_Exercise directions_
Pull every line containing the word "title" from the records.

_Dataset listings of figures_
"""
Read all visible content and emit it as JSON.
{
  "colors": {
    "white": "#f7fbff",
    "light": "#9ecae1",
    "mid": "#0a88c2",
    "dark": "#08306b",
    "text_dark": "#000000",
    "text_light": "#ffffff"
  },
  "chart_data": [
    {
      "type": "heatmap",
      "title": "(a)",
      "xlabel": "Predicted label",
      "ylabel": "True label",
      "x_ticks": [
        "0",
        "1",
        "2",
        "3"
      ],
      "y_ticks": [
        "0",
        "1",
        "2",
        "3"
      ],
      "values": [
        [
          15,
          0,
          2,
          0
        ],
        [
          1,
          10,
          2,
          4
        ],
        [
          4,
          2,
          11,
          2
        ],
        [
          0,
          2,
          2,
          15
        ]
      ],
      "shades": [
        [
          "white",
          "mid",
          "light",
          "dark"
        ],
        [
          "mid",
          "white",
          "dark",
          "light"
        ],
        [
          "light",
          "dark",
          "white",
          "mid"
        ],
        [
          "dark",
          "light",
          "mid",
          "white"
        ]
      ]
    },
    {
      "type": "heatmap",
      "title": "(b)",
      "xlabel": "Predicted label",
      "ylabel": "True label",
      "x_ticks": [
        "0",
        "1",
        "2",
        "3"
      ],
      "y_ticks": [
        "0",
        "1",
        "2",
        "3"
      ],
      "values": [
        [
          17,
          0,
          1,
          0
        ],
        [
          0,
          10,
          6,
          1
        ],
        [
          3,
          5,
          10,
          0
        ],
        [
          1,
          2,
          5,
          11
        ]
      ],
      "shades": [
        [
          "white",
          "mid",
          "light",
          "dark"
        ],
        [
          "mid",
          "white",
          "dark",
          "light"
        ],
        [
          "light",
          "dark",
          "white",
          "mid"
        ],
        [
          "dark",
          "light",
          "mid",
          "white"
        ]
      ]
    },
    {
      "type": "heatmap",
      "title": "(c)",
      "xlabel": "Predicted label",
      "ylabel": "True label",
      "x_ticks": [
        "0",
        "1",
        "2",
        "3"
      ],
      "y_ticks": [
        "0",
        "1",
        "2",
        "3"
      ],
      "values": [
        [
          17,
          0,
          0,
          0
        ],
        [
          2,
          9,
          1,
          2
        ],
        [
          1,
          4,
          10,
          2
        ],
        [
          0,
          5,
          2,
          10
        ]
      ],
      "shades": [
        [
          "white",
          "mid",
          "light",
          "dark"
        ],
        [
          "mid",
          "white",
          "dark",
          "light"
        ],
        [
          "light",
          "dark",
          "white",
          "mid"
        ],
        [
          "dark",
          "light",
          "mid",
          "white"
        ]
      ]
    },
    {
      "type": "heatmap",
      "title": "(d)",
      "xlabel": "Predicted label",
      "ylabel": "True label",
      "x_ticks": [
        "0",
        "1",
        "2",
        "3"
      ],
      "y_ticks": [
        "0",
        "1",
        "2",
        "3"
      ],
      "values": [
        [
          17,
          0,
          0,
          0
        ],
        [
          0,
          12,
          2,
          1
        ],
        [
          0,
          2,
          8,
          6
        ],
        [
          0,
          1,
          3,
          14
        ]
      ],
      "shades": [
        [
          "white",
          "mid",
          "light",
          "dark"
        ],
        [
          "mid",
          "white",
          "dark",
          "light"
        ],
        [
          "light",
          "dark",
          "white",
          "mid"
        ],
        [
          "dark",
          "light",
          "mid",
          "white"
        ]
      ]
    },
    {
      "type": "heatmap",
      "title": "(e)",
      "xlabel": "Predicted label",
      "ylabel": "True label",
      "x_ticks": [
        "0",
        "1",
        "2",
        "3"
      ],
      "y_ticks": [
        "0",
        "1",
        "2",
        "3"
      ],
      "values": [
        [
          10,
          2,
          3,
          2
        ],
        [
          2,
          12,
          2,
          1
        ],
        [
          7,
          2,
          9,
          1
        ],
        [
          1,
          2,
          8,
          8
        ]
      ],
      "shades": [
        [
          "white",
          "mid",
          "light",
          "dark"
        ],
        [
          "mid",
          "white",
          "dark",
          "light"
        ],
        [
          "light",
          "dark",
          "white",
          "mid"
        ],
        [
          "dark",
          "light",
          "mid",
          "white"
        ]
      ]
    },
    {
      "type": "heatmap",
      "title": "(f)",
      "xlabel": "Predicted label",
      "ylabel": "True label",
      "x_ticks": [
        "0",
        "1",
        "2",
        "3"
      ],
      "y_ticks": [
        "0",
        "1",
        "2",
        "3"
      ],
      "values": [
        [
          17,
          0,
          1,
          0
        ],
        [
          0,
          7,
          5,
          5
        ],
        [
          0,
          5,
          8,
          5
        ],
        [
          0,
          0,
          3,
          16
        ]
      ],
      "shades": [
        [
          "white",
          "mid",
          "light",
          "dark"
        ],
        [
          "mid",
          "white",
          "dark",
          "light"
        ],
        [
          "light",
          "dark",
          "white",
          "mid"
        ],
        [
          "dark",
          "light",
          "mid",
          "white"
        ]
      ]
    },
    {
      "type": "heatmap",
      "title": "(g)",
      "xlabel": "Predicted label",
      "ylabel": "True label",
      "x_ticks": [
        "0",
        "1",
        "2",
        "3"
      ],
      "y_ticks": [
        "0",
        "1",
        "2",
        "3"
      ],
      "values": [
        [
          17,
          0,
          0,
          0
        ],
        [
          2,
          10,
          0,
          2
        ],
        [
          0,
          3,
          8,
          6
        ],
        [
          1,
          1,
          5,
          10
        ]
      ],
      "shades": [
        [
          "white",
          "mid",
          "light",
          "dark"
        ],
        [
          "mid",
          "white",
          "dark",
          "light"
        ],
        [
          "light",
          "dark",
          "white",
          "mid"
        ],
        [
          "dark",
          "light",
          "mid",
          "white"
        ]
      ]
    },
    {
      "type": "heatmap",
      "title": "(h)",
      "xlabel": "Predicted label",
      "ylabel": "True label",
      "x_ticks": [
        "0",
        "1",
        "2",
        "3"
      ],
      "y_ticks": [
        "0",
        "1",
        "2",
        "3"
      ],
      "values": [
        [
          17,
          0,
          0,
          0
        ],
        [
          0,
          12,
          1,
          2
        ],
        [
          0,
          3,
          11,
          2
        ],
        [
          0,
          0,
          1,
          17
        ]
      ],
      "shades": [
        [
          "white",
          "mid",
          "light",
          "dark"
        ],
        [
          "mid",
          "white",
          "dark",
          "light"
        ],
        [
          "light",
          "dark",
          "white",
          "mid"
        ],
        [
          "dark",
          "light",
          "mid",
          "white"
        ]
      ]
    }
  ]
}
"""
_Expected answer_
      "title": "(a)",
      "title": "(b)",
      "title": "(c)",
      "title": "(d)",
      "title": "(e)",
      "title": "(f)",
      "title": "(g)",
      "title": "(h)",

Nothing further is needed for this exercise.